## Problem to solve
Change "Bar" to "Box" wherever it occurs in the items below, keeping everything else unchanged, and reproduce all the items with the pictures omitted.

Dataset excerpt
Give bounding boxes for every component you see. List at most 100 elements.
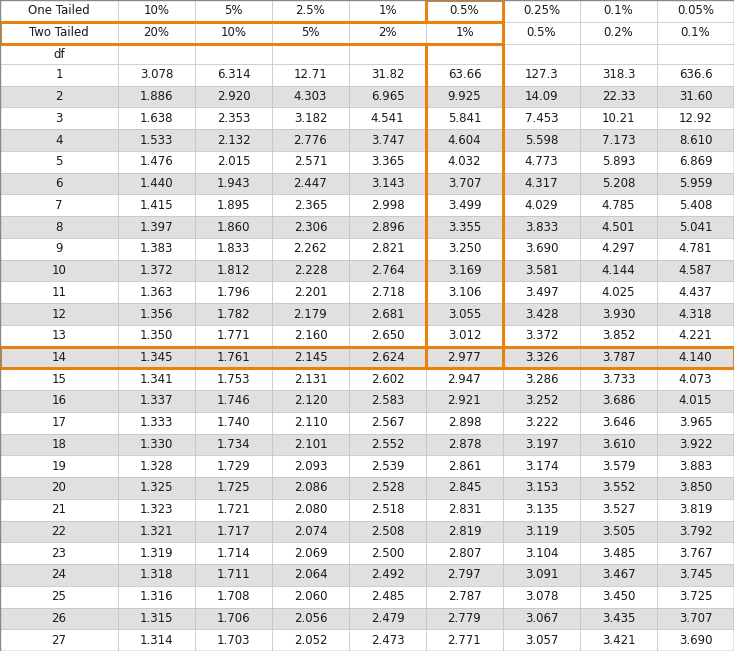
Bar xyxy=(0,22,503,44)
Bar xyxy=(0,281,118,303)
Bar xyxy=(657,521,734,542)
Text: 6.314: 6.314 xyxy=(217,68,250,81)
Bar xyxy=(657,630,734,651)
Bar xyxy=(580,499,657,521)
Bar xyxy=(503,151,580,173)
Text: 21: 21 xyxy=(51,503,67,516)
Bar xyxy=(657,390,734,412)
Text: 4.781: 4.781 xyxy=(679,242,712,255)
Bar xyxy=(195,0,272,22)
Text: 2.977: 2.977 xyxy=(448,351,482,364)
Text: 6.869: 6.869 xyxy=(679,156,712,169)
Bar xyxy=(118,173,195,195)
Text: 4.073: 4.073 xyxy=(679,373,712,386)
Text: 18: 18 xyxy=(51,438,67,451)
Bar xyxy=(118,260,195,281)
Text: 1.319: 1.319 xyxy=(139,547,173,560)
Text: 1.714: 1.714 xyxy=(217,547,250,560)
Bar xyxy=(349,303,426,325)
Text: 1.943: 1.943 xyxy=(217,177,250,190)
Text: 1.363: 1.363 xyxy=(139,286,173,299)
Text: 6: 6 xyxy=(55,177,62,190)
Text: 0.2%: 0.2% xyxy=(603,27,633,40)
Bar xyxy=(426,44,503,368)
Text: 2.518: 2.518 xyxy=(371,503,404,516)
Text: 3.745: 3.745 xyxy=(679,568,712,581)
Bar xyxy=(426,521,503,542)
Text: 3.505: 3.505 xyxy=(602,525,635,538)
Text: df: df xyxy=(53,48,65,61)
Bar xyxy=(426,455,503,477)
Bar xyxy=(349,542,426,564)
Text: 2.571: 2.571 xyxy=(294,156,327,169)
Bar xyxy=(0,107,118,129)
Bar xyxy=(426,346,503,368)
Bar xyxy=(349,107,426,129)
Text: 1.725: 1.725 xyxy=(217,482,250,495)
Text: 2.447: 2.447 xyxy=(294,177,327,190)
Text: 25: 25 xyxy=(51,590,67,603)
Bar xyxy=(580,455,657,477)
Bar xyxy=(580,346,657,368)
Text: 4.297: 4.297 xyxy=(602,242,636,255)
Bar xyxy=(272,434,349,455)
Text: 2.132: 2.132 xyxy=(217,133,250,146)
Bar xyxy=(0,521,118,542)
Text: 2%: 2% xyxy=(378,27,397,40)
Bar xyxy=(503,0,580,22)
Text: 3.174: 3.174 xyxy=(525,460,559,473)
Text: 1.337: 1.337 xyxy=(139,395,173,408)
Text: 2.845: 2.845 xyxy=(448,482,482,495)
Text: 2.998: 2.998 xyxy=(371,199,404,212)
Text: 14.09: 14.09 xyxy=(525,90,559,103)
Text: 1.886: 1.886 xyxy=(139,90,173,103)
Bar xyxy=(349,499,426,521)
Text: 22: 22 xyxy=(51,525,67,538)
Text: 2.052: 2.052 xyxy=(294,633,327,646)
Text: 2.056: 2.056 xyxy=(294,612,327,625)
Text: 10.21: 10.21 xyxy=(602,112,636,125)
Bar xyxy=(580,434,657,455)
Text: 5%: 5% xyxy=(225,5,243,18)
Text: 13: 13 xyxy=(51,329,67,342)
Bar xyxy=(349,260,426,281)
Text: 2.539: 2.539 xyxy=(371,460,404,473)
Bar xyxy=(503,564,580,586)
Bar xyxy=(657,346,734,368)
Bar xyxy=(426,412,503,434)
Bar xyxy=(118,64,195,86)
Text: 3.143: 3.143 xyxy=(371,177,404,190)
Text: 3.153: 3.153 xyxy=(525,482,558,495)
Bar xyxy=(503,129,580,151)
Bar xyxy=(503,64,580,86)
Bar xyxy=(349,325,426,346)
Bar xyxy=(657,542,734,564)
Bar xyxy=(503,434,580,455)
Text: 1.323: 1.323 xyxy=(139,503,173,516)
Bar xyxy=(118,434,195,455)
Text: 7.173: 7.173 xyxy=(602,133,636,146)
Bar xyxy=(349,238,426,260)
Text: 1.383: 1.383 xyxy=(139,242,173,255)
Bar xyxy=(0,173,118,195)
Text: 1.476: 1.476 xyxy=(139,156,173,169)
Text: 4.025: 4.025 xyxy=(602,286,635,299)
Bar xyxy=(657,499,734,521)
Text: 4.318: 4.318 xyxy=(679,307,712,320)
Bar xyxy=(0,630,118,651)
Text: 3.012: 3.012 xyxy=(448,329,482,342)
Text: 3.421: 3.421 xyxy=(602,633,636,646)
Text: 5.408: 5.408 xyxy=(679,199,712,212)
Text: 2.069: 2.069 xyxy=(294,547,327,560)
Bar xyxy=(349,151,426,173)
Text: 3.078: 3.078 xyxy=(139,68,173,81)
Bar xyxy=(118,521,195,542)
Bar xyxy=(426,325,503,346)
Text: 1.315: 1.315 xyxy=(139,612,173,625)
Bar xyxy=(0,325,118,346)
Bar xyxy=(657,44,734,64)
Bar xyxy=(272,22,349,44)
Text: 1.796: 1.796 xyxy=(217,286,250,299)
Text: 2.120: 2.120 xyxy=(294,395,327,408)
Bar xyxy=(657,477,734,499)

## Task result
Give bounding boxes for every component you see. List at most 100 elements.
Box xyxy=(0,22,503,44)
Box xyxy=(0,281,118,303)
Box xyxy=(657,521,734,542)
Text: 6.314: 6.314 xyxy=(217,68,250,81)
Box xyxy=(657,630,734,651)
Box xyxy=(580,499,657,521)
Box xyxy=(503,151,580,173)
Text: 21: 21 xyxy=(51,503,67,516)
Box xyxy=(657,390,734,412)
Text: 4.781: 4.781 xyxy=(679,242,712,255)
Box xyxy=(195,0,272,22)
Text: 2.977: 2.977 xyxy=(448,351,482,364)
Text: 6.869: 6.869 xyxy=(679,156,712,169)
Box xyxy=(118,173,195,195)
Text: 4.073: 4.073 xyxy=(679,373,712,386)
Text: 18: 18 xyxy=(51,438,67,451)
Box xyxy=(118,260,195,281)
Text: 1.319: 1.319 xyxy=(139,547,173,560)
Text: 1.714: 1.714 xyxy=(217,547,250,560)
Box xyxy=(349,303,426,325)
Text: 1.943: 1.943 xyxy=(217,177,250,190)
Text: 1.363: 1.363 xyxy=(139,286,173,299)
Text: 6: 6 xyxy=(55,177,62,190)
Text: 0.2%: 0.2% xyxy=(603,27,633,40)
Box xyxy=(426,44,503,368)
Text: 2.518: 2.518 xyxy=(371,503,404,516)
Text: 3.745: 3.745 xyxy=(679,568,712,581)
Box xyxy=(426,521,503,542)
Text: 3.505: 3.505 xyxy=(602,525,635,538)
Text: df: df xyxy=(53,48,65,61)
Box xyxy=(426,455,503,477)
Box xyxy=(349,542,426,564)
Text: 2.571: 2.571 xyxy=(294,156,327,169)
Box xyxy=(0,107,118,129)
Box xyxy=(426,346,503,368)
Box xyxy=(349,107,426,129)
Text: 1.725: 1.725 xyxy=(217,482,250,495)
Text: 2.447: 2.447 xyxy=(294,177,327,190)
Text: 25: 25 xyxy=(51,590,67,603)
Box xyxy=(580,455,657,477)
Box xyxy=(580,346,657,368)
Text: 4.297: 4.297 xyxy=(602,242,636,255)
Box xyxy=(272,434,349,455)
Text: 2.132: 2.132 xyxy=(217,133,250,146)
Box xyxy=(0,521,118,542)
Text: 2%: 2% xyxy=(378,27,397,40)
Box xyxy=(503,0,580,22)
Text: 3.174: 3.174 xyxy=(525,460,559,473)
Text: 1.337: 1.337 xyxy=(139,395,173,408)
Text: 2.845: 2.845 xyxy=(448,482,482,495)
Text: 2.998: 2.998 xyxy=(371,199,404,212)
Text: 14.09: 14.09 xyxy=(525,90,559,103)
Text: 1.886: 1.886 xyxy=(139,90,173,103)
Box xyxy=(349,499,426,521)
Text: 22: 22 xyxy=(51,525,67,538)
Text: 2.052: 2.052 xyxy=(294,633,327,646)
Text: 2.056: 2.056 xyxy=(294,612,327,625)
Text: 10.21: 10.21 xyxy=(602,112,636,125)
Box xyxy=(580,434,657,455)
Text: 5%: 5% xyxy=(225,5,243,18)
Text: 13: 13 xyxy=(51,329,67,342)
Box xyxy=(349,260,426,281)
Text: 2.539: 2.539 xyxy=(371,460,404,473)
Box xyxy=(503,564,580,586)
Box xyxy=(657,346,734,368)
Box xyxy=(426,412,503,434)
Box xyxy=(118,64,195,86)
Text: 3.143: 3.143 xyxy=(371,177,404,190)
Text: 3.153: 3.153 xyxy=(525,482,558,495)
Box xyxy=(503,129,580,151)
Box xyxy=(503,64,580,86)
Box xyxy=(349,325,426,346)
Box xyxy=(657,542,734,564)
Box xyxy=(503,434,580,455)
Text: 1.323: 1.323 xyxy=(139,503,173,516)
Box xyxy=(118,434,195,455)
Text: 7.173: 7.173 xyxy=(602,133,636,146)
Box xyxy=(349,238,426,260)
Text: 1.383: 1.383 xyxy=(139,242,173,255)
Box xyxy=(0,173,118,195)
Text: 1.476: 1.476 xyxy=(139,156,173,169)
Text: 4.025: 4.025 xyxy=(602,286,635,299)
Box xyxy=(657,499,734,521)
Text: 4.318: 4.318 xyxy=(679,307,712,320)
Box xyxy=(0,630,118,651)
Text: 3.012: 3.012 xyxy=(448,329,482,342)
Text: 3.421: 3.421 xyxy=(602,633,636,646)
Text: 5.408: 5.408 xyxy=(679,199,712,212)
Text: 2.069: 2.069 xyxy=(294,547,327,560)
Box xyxy=(349,151,426,173)
Text: 3.078: 3.078 xyxy=(139,68,173,81)
Box xyxy=(118,521,195,542)
Box xyxy=(426,325,503,346)
Text: 1.315: 1.315 xyxy=(139,612,173,625)
Box xyxy=(0,325,118,346)
Box xyxy=(657,44,734,64)
Box xyxy=(272,22,349,44)
Text: 1.796: 1.796 xyxy=(217,286,250,299)
Text: 2.120: 2.120 xyxy=(294,395,327,408)
Box xyxy=(657,477,734,499)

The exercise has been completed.